Reproduce the lines below verbatim, leaving nothing out and changing nothing.

>> Start TASK INPUT

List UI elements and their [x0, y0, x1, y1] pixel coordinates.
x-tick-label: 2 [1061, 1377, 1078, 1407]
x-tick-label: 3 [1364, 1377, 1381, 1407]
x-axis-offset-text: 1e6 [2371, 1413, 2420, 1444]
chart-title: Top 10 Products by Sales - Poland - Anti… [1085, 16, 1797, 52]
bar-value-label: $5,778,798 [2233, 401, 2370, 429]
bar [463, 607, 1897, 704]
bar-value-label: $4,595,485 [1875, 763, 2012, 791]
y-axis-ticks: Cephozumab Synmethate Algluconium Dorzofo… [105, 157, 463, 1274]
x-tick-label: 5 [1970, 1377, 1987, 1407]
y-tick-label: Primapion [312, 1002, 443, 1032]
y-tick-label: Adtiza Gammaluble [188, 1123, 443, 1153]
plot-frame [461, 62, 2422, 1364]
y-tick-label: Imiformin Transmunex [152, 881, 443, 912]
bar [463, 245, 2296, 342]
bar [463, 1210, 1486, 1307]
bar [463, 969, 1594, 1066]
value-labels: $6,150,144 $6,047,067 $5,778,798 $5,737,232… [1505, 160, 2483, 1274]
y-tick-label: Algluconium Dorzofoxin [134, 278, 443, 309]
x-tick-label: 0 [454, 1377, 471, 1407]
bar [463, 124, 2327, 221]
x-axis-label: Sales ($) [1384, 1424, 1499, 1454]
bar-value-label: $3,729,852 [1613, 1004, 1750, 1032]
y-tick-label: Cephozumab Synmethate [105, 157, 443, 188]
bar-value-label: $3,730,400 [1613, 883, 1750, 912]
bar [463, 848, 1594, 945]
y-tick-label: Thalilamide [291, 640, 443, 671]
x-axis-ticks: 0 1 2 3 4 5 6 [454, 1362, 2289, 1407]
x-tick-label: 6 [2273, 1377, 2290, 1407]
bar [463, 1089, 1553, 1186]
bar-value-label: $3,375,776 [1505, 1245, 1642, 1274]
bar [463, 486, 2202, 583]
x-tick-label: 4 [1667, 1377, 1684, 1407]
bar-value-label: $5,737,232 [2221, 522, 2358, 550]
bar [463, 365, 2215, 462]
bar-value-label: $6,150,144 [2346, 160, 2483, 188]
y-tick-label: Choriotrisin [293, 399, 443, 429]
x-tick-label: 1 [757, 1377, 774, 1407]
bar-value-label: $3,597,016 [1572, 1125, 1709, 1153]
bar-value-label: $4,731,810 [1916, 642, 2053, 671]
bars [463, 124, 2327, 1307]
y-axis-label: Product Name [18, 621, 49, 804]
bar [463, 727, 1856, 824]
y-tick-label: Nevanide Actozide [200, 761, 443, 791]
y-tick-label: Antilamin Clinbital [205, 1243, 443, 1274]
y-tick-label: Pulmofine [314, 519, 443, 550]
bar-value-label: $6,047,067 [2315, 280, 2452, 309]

>> End TASK INPUT

*FINISHED TASK*
List UI elements and their [x0, y0, x1, y1] pixel coordinates.
x-tick-label: 2 [1061, 1377, 1078, 1407]
x-tick-label: 3 [1364, 1377, 1381, 1407]
x-axis-offset-text: 1e6 [2371, 1413, 2420, 1444]
chart-title: Top 10 Products by Sales - Poland - Anti… [1085, 16, 1797, 52]
bar-value-label: $5,778,798 [2233, 401, 2370, 429]
bar [463, 607, 1897, 704]
bar-value-label: $4,595,485 [1875, 763, 2012, 791]
y-axis-ticks: Cephozumab Synmethate Algluconium Dorzofo… [105, 157, 463, 1274]
x-tick-label: 5 [1970, 1377, 1987, 1407]
y-tick-label: Primapion [312, 1002, 443, 1032]
y-tick-label: Adtiza Gammaluble [188, 1123, 443, 1153]
plot-frame [461, 62, 2422, 1364]
y-tick-label: Imiformin Transmunex [152, 881, 443, 912]
bar [463, 245, 2296, 342]
bar [463, 1210, 1486, 1307]
bar [463, 969, 1594, 1066]
value-labels: $6,150,144 $6,047,067 $5,778,798 $5,737,232… [1505, 160, 2483, 1274]
y-tick-label: Algluconium Dorzofoxin [134, 278, 443, 309]
x-tick-label: 0 [454, 1377, 471, 1407]
bar [463, 124, 2327, 221]
x-axis-label: Sales ($) [1384, 1424, 1499, 1454]
bar-value-label: $3,729,852 [1613, 1004, 1750, 1032]
y-tick-label: Cephozumab Synmethate [105, 157, 443, 188]
bar-value-label: $3,730,400 [1613, 883, 1750, 912]
bar [463, 848, 1594, 945]
y-tick-label: Thalilamide [291, 640, 443, 671]
x-axis-ticks: 0 1 2 3 4 5 6 [454, 1362, 2289, 1407]
x-tick-label: 6 [2273, 1377, 2290, 1407]
bar [463, 1089, 1553, 1186]
bar-value-label: $3,375,776 [1505, 1245, 1642, 1274]
bar [463, 486, 2202, 583]
x-tick-label: 4 [1667, 1377, 1684, 1407]
bar-value-label: $5,737,232 [2221, 522, 2358, 550]
bar [463, 365, 2215, 462]
bar-value-label: $6,150,144 [2346, 160, 2483, 188]
y-tick-label: Choriotrisin [293, 399, 443, 429]
x-tick-label: 1 [757, 1377, 774, 1407]
bar-value-label: $3,597,016 [1572, 1125, 1709, 1153]
bar-value-label: $4,731,810 [1916, 642, 2053, 671]
bars [463, 124, 2327, 1307]
y-axis-label: Product Name [18, 621, 49, 804]
bar [463, 727, 1856, 824]
y-tick-label: Nevanide Actozide [200, 761, 443, 791]
y-tick-label: Antilamin Clinbital [205, 1243, 443, 1274]
y-tick-label: Pulmofine [314, 519, 443, 550]
bar-value-label: $6,047,067 [2315, 280, 2452, 309]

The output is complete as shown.